- _Stated exercise_:
Reproduce each line of the records below verbatim, without altering any character.

- _Given entries_:
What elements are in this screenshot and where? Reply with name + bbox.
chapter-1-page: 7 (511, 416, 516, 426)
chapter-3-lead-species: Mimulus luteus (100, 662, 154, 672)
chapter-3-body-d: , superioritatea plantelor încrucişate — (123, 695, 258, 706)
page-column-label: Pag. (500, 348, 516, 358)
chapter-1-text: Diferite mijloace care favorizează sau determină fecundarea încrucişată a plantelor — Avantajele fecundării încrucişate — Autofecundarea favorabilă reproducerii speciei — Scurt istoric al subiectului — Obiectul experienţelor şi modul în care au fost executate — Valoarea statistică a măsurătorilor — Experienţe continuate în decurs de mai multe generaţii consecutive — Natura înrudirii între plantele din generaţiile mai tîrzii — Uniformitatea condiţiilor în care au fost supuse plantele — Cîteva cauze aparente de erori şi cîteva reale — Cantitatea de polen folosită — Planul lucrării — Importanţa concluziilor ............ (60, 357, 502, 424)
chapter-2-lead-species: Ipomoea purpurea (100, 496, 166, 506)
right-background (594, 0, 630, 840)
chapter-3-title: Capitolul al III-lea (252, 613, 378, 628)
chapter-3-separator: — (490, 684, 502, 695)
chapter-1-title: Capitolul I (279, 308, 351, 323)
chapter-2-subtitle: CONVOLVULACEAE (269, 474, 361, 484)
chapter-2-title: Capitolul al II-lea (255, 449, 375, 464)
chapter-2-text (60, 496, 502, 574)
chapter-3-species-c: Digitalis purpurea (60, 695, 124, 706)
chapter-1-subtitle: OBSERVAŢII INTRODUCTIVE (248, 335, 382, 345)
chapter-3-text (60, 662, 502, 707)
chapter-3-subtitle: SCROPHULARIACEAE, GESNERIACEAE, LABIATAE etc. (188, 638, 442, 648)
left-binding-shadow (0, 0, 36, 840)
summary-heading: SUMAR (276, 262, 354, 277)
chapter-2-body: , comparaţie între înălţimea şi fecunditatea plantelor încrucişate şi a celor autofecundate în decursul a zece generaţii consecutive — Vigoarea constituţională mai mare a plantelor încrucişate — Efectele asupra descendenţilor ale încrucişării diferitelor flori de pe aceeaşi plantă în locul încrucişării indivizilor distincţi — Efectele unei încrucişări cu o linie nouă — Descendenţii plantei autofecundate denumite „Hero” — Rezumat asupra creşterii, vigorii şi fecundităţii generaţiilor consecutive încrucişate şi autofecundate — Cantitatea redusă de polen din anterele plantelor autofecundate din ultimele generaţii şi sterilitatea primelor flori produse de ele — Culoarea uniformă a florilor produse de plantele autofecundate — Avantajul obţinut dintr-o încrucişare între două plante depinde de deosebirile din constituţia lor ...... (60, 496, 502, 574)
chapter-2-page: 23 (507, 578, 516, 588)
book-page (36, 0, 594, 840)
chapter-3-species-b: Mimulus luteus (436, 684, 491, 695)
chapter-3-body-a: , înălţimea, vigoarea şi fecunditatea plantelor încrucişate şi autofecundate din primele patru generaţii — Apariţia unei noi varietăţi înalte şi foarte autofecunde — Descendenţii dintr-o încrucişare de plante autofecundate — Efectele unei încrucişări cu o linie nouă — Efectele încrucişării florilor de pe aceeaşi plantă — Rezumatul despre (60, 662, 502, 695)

- _Response to this task_:
What elements are in this screenshot and where? Reply with name + bbox.
chapter-1-page: 7 (511, 416, 516, 426)
chapter-3-lead-species: Mimulus luteus (100, 662, 154, 672)
chapter-3-body-d: , superioritatea plantelor încrucişate — (123, 695, 258, 706)
page-column-label: Pag. (500, 348, 516, 358)
chapter-1-text: Diferite mijloace care favorizează sau determină fecundarea încrucişată a plantelor — Avantajele fecundării încrucişate — Autofecundarea favorabilă reproducerii speciei — Scurt istoric al subiectului — Obiectul experienţelor şi modul în care au fost executate — Valoarea statistică a măsurătorilor — Experienţe continuate în decurs de mai multe generaţii consecutive — Natura înrudirii între plantele din generaţiile mai tîrzii — Uniformitatea condiţiilor în care au fost supuse plantele — Cîteva cauze aparente de erori şi cîteva reale — Cantitatea de polen folosită — Planul lucrării — Importanţa concluziilor ............ (60, 357, 502, 424)
chapter-2-lead-species: Ipomoea purpurea (100, 496, 166, 506)
right-background (594, 0, 630, 840)
chapter-3-title: Capitolul al III-lea (252, 613, 378, 628)
chapter-3-separator: — (490, 684, 502, 695)
chapter-1-title: Capitolul I (279, 308, 351, 323)
chapter-2-subtitle: CONVOLVULACEAE (269, 474, 361, 484)
chapter-2-title: Capitolul al II-lea (255, 449, 375, 464)
chapter-2-text (60, 496, 502, 574)
chapter-3-species-c: Digitalis purpurea (60, 695, 124, 706)
chapter-1-subtitle: OBSERVAŢII INTRODUCTIVE (248, 335, 382, 345)
chapter-3-text (60, 662, 502, 707)
chapter-3-subtitle: SCROPHULARIACEAE, GESNERIACEAE, LABIATAE etc. (188, 638, 442, 648)
left-binding-shadow (0, 0, 36, 840)
summary-heading: SUMAR (276, 262, 354, 277)
chapter-2-body: , comparaţie între înălţimea şi fecunditatea plantelor încrucişate şi a celor autofecundate în decursul a zece generaţii consecutive — Vigoarea constituţională mai mare a plantelor încrucişate — Efectele asupra descendenţilor ale încrucişării diferitelor flori de pe aceeaşi plantă în locul încrucişării indivizilor distincţi — Efectele unei încrucişări cu o linie nouă — Descendenţii plantei autofecundate denumite „Hero” — Rezumat asupra creşterii, vigorii şi fecundităţii generaţiilor consecutive încrucişate şi autofecundate — Cantitatea redusă de polen din anterele plantelor autofecundate din ultimele generaţii şi sterilitatea primelor flori produse de ele — Culoarea uniformă a florilor produse de plantele autofecundate — Avantajul obţinut dintr-o încrucişare între două plante depinde de deosebirile din constituţia lor ...... (60, 496, 502, 574)
chapter-2-page: 23 (507, 578, 516, 588)
book-page (36, 0, 594, 840)
chapter-3-species-b: Mimulus luteus (436, 684, 491, 695)
chapter-3-body-a: , înălţimea, vigoarea şi fecunditatea plantelor încrucişate şi autofecundate din primele patru generaţii — Apariţia unei noi varietăţi înalte şi foarte autofecunde — Descendenţii dintr-o încrucişare de plante autofecundate — Efectele unei încrucişări cu o linie nouă — Efectele încrucişării florilor de pe aceeaşi plantă — Rezumatul despre (60, 662, 502, 695)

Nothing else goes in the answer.